*Information supplied*
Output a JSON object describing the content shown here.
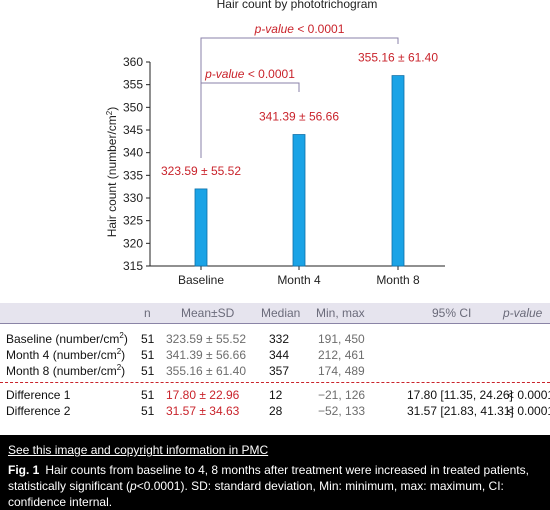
{
  "chart_data": {
    "type": "bar",
    "title": "Hair count by phototrichogram",
    "ylabel": "Hair count (number/cm²)",
    "categories": [
      "Baseline",
      "Month 4",
      "Month 8"
    ],
    "values": [
      332,
      344,
      357
    ],
    "value_labels": [
      "323.59 ± 55.52",
      "341.39 ± 56.66",
      "355.16 ± 61.40"
    ],
    "ylim": [
      315,
      360
    ],
    "yticks": [
      315,
      320,
      325,
      330,
      335,
      340,
      345,
      350,
      355,
      360
    ],
    "annotations": [
      {
        "from": "Baseline",
        "to": "Month 4",
        "label": "p-value < 0.0001"
      },
      {
        "from": "Baseline",
        "to": "Month 8",
        "label": "p-value < 0.0001"
      }
    ],
    "bar_color": "#1aa3e6",
    "label_color": "#c9232b"
  },
  "table": {
    "headers": {
      "n": "n",
      "mean": "Mean±SD",
      "median": "Median",
      "minmax": "Min, max",
      "ci": "95% CI",
      "p": "p-value"
    },
    "rows": [
      {
        "label": "Baseline (number/cm",
        "sup": "2",
        "tail": ")",
        "n": "51",
        "mean": "323.59 ± 55.52",
        "median": "332",
        "minmax": "191, 450",
        "ci": "",
        "p": ""
      },
      {
        "label": "Month 4 (number/cm",
        "sup": "2",
        "tail": ")",
        "n": "51",
        "mean": "341.39 ± 56.66",
        "median": "344",
        "minmax": "212, 461",
        "ci": "",
        "p": ""
      },
      {
        "label": "Month 8 (number/cm",
        "sup": "2",
        "tail": ")",
        "n": "51",
        "mean": "355.16 ± 61.40",
        "median": "357",
        "minmax": "174, 489",
        "ci": "",
        "p": ""
      },
      {
        "label": "Difference 1",
        "sup": "",
        "tail": "",
        "n": "51",
        "mean": "17.80 ± 22.96",
        "median": "12",
        "minmax": "−21, 126",
        "ci": "17.80 [11.35, 24.26]",
        "p": "< 0.0001"
      },
      {
        "label": "Difference 2",
        "sup": "",
        "tail": "",
        "n": "51",
        "mean": "31.57 ± 34.63",
        "median": "28",
        "minmax": "−52, 133",
        "ci": "31.57 [21.83, 41.31]",
        "p": "< 0.0001"
      }
    ]
  },
  "caption": {
    "link": "See this image and copyright information in PMC",
    "fig_label": "Fig. 1",
    "text_a": "Hair counts from baseline to 4, 8 months after treatment were increased in treated patients, statistically significant (",
    "text_p": "p",
    "text_b": "<0.0001). SD: standard deviation, Min: minimum, max: maximum, CI: confidence internal."
  }
}
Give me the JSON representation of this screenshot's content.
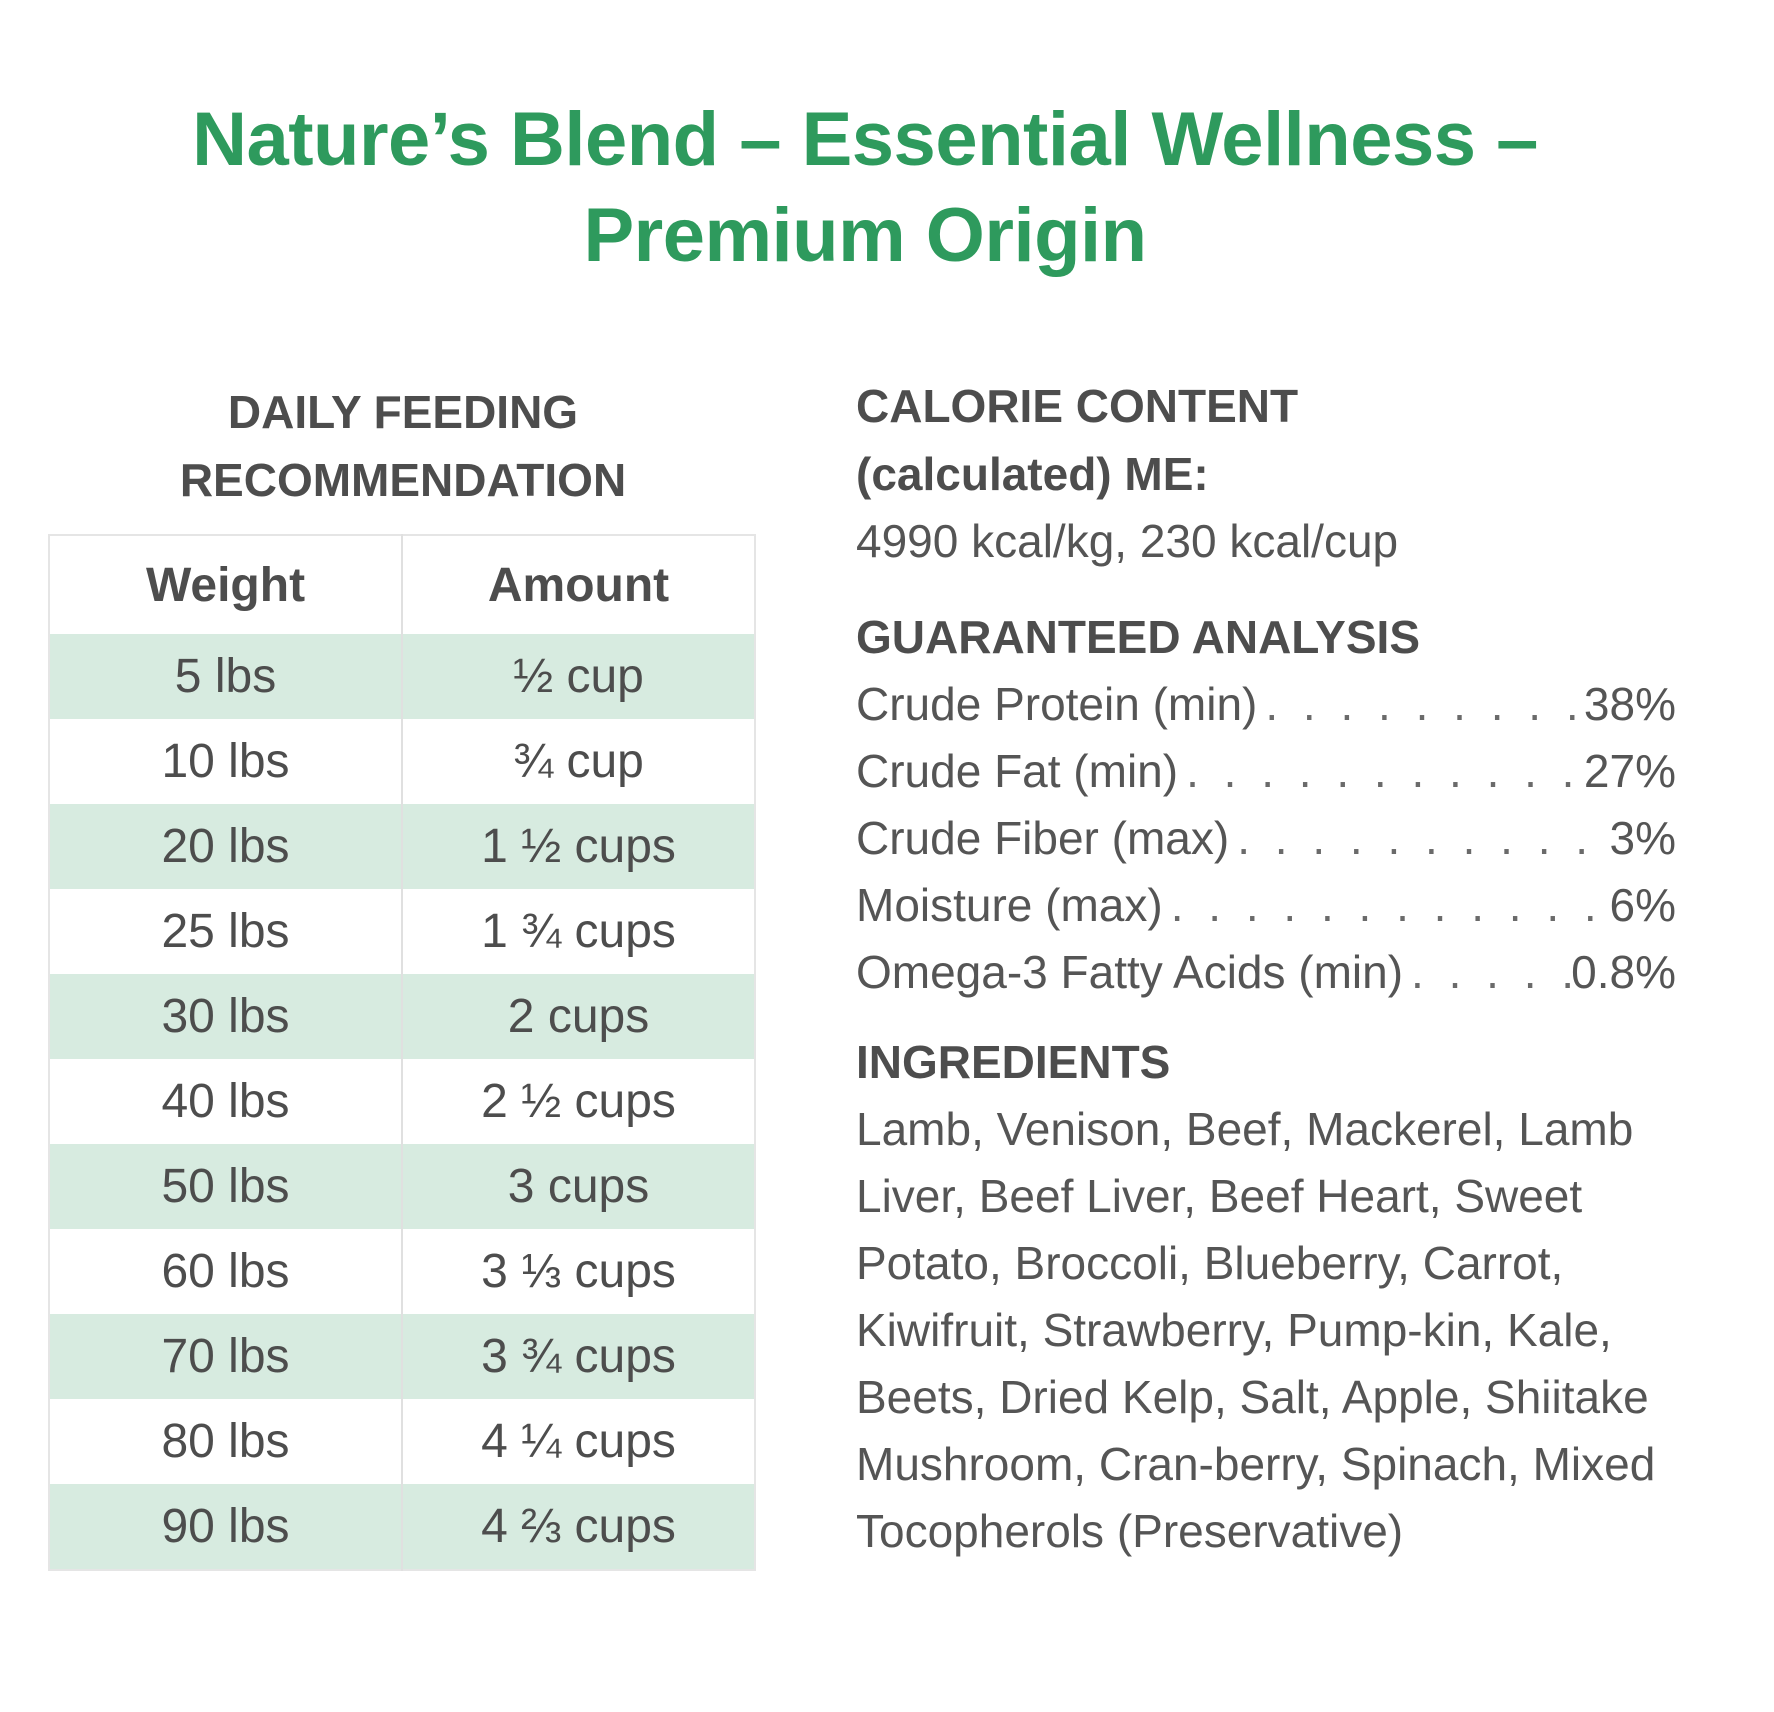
{
  "title": {
    "line1": "Nature’s Blend – Essential Wellness –",
    "line2": "Premium Origin"
  },
  "feeding": {
    "heading_line1": "DAILY FEEDING",
    "heading_line2": "RECOMMENDATION",
    "columns": [
      "Weight",
      "Amount"
    ],
    "rows": [
      {
        "weight": "5 lbs",
        "amount": "½ cup"
      },
      {
        "weight": "10 lbs",
        "amount": "¾ cup"
      },
      {
        "weight": "20 lbs",
        "amount": "1 ½ cups"
      },
      {
        "weight": "25 lbs",
        "amount": "1 ¾ cups"
      },
      {
        "weight": "30 lbs",
        "amount": "2 cups"
      },
      {
        "weight": "40 lbs",
        "amount": "2 ½ cups"
      },
      {
        "weight": "50 lbs",
        "amount": "3 cups"
      },
      {
        "weight": "60 lbs",
        "amount": "3 ⅓ cups"
      },
      {
        "weight": "70 lbs",
        "amount": "3 ¾ cups"
      },
      {
        "weight": "80 lbs",
        "amount": "4 ¼ cups"
      },
      {
        "weight": "90 lbs",
        "amount": "4 ⅔ cups"
      }
    ]
  },
  "calorie": {
    "heading_line1": "CALORIE CONTENT",
    "heading_line2": "(calculated) ME:",
    "value": "4990 kcal/kg, 230 kcal/cup"
  },
  "analysis": {
    "heading": "GUARANTEED ANALYSIS",
    "rows": [
      {
        "label": "Crude Protein (min)",
        "value": "38%"
      },
      {
        "label": "Crude Fat (min)",
        "value": "27%"
      },
      {
        "label": "Crude Fiber (max)",
        "value": "3%"
      },
      {
        "label": "Moisture (max)",
        "value": "6%"
      },
      {
        "label": "Omega-3 Fatty Acids (min)",
        "value": "0.8%"
      }
    ]
  },
  "ingredients": {
    "heading": "INGREDIENTS",
    "text": "Lamb, Venison, Beef, Mackerel, Lamb Liver, Beef Liver, Beef Heart, Sweet Potato, Broccoli, Blueberry, Carrot, Kiwifruit, Strawberry, Pump-kin, Kale, Beets, Dried Kelp, Salt, Apple, Shiitake Mushroom, Cran-berry, Spinach, Mixed Tocopherols (Preservative)"
  },
  "colors": {
    "title_green": "#2e9a5d",
    "row_shade": "#d7ebe0",
    "text_gray": "#4d4d4d"
  }
}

*Your assignment*
Transcribe the listing above in full and exactly; no pictures belong in the copy.

*Exercise answer*
Output a JSON object describing the content shown here.
{
  "chart_data": {
    "type": "bar",
    "title": "Hair count by phototrichogram",
    "ylabel": "Hair count (number/cm²)",
    "categories": [
      "Baseline",
      "Month 4",
      "Month 8"
    ],
    "values": [
      332,
      344,
      357
    ],
    "value_labels": [
      "323.59 ± 55.52",
      "341.39 ± 56.66",
      "355.16 ± 61.40"
    ],
    "ylim": [
      315,
      360
    ],
    "yticks": [
      315,
      320,
      325,
      330,
      335,
      340,
      345,
      350,
      355,
      360
    ],
    "annotations": [
      {
        "from": "Baseline",
        "to": "Month 4",
        "label": "p-value < 0.0001"
      },
      {
        "from": "Baseline",
        "to": "Month 8",
        "label": "p-value < 0.0001"
      }
    ],
    "bar_color": "#1aa3e6",
    "label_color": "#c9232b"
  },
  "table": {
    "headers": {
      "n": "n",
      "mean": "Mean±SD",
      "median": "Median",
      "minmax": "Min, max",
      "ci": "95% CI",
      "p": "p-value"
    },
    "rows": [
      {
        "label": "Baseline (number/cm",
        "sup": "2",
        "tail": ")",
        "n": "51",
        "mean": "323.59 ± 55.52",
        "median": "332",
        "minmax": "191, 450",
        "ci": "",
        "p": ""
      },
      {
        "label": "Month 4 (number/cm",
        "sup": "2",
        "tail": ")",
        "n": "51",
        "mean": "341.39 ± 56.66",
        "median": "344",
        "minmax": "212, 461",
        "ci": "",
        "p": ""
      },
      {
        "label": "Month 8 (number/cm",
        "sup": "2",
        "tail": ")",
        "n": "51",
        "mean": "355.16 ± 61.40",
        "median": "357",
        "minmax": "174, 489",
        "ci": "",
        "p": ""
      },
      {
        "label": "Difference 1",
        "sup": "",
        "tail": "",
        "n": "51",
        "mean": "17.80 ± 22.96",
        "median": "12",
        "minmax": "−21, 126",
        "ci": "17.80 [11.35, 24.26]",
        "p": "< 0.0001"
      },
      {
        "label": "Difference 2",
        "sup": "",
        "tail": "",
        "n": "51",
        "mean": "31.57 ± 34.63",
        "median": "28",
        "minmax": "−52, 133",
        "ci": "31.57 [21.83, 41.31]",
        "p": "< 0.0001"
      }
    ]
  },
  "caption": {
    "link": "See this image and copyright information in PMC",
    "fig_label": "Fig. 1",
    "text_a": "Hair counts from baseline to 4, 8 months after treatment were increased in treated patients, statistically significant (",
    "text_p": "p",
    "text_b": "<0.0001). SD: standard deviation, Min: minimum, max: maximum, CI: confidence internal."
  }
}
Give me the JSON representation of this screenshot's content.
{
  "title": {
    "line1": "Nature’s Blend – Essential Wellness –",
    "line2": "Premium Origin"
  },
  "feeding": {
    "heading_line1": "DAILY FEEDING",
    "heading_line2": "RECOMMENDATION",
    "columns": [
      "Weight",
      "Amount"
    ],
    "rows": [
      {
        "weight": "5 lbs",
        "amount": "½ cup"
      },
      {
        "weight": "10 lbs",
        "amount": "¾ cup"
      },
      {
        "weight": "20 lbs",
        "amount": "1 ½ cups"
      },
      {
        "weight": "25 lbs",
        "amount": "1 ¾ cups"
      },
      {
        "weight": "30 lbs",
        "amount": "2 cups"
      },
      {
        "weight": "40 lbs",
        "amount": "2 ½ cups"
      },
      {
        "weight": "50 lbs",
        "amount": "3 cups"
      },
      {
        "weight": "60 lbs",
        "amount": "3 ⅓ cups"
      },
      {
        "weight": "70 lbs",
        "amount": "3 ¾ cups"
      },
      {
        "weight": "80 lbs",
        "amount": "4 ¼ cups"
      },
      {
        "weight": "90 lbs",
        "amount": "4 ⅔ cups"
      }
    ]
  },
  "calorie": {
    "heading_line1": "CALORIE CONTENT",
    "heading_line2": "(calculated) ME:",
    "value": "4990 kcal/kg, 230 kcal/cup"
  },
  "analysis": {
    "heading": "GUARANTEED ANALYSIS",
    "rows": [
      {
        "label": "Crude Protein (min)",
        "value": "38%"
      },
      {
        "label": "Crude Fat (min)",
        "value": "27%"
      },
      {
        "label": "Crude Fiber (max)",
        "value": "3%"
      },
      {
        "label": "Moisture (max)",
        "value": "6%"
      },
      {
        "label": "Omega-3 Fatty Acids (min)",
        "value": "0.8%"
      }
    ]
  },
  "ingredients": {
    "heading": "INGREDIENTS",
    "text": "Lamb, Venison, Beef, Mackerel, Lamb Liver, Beef Liver, Beef Heart, Sweet Potato, Broccoli, Blueberry, Carrot, Kiwifruit, Strawberry, Pump-kin, Kale, Beets, Dried Kelp, Salt, Apple, Shiitake Mushroom, Cran-berry, Spinach, Mixed Tocopherols (Preservative)"
  },
  "colors": {
    "title_green": "#2e9a5d",
    "row_shade": "#d7ebe0",
    "text_gray": "#4d4d4d"
  }
}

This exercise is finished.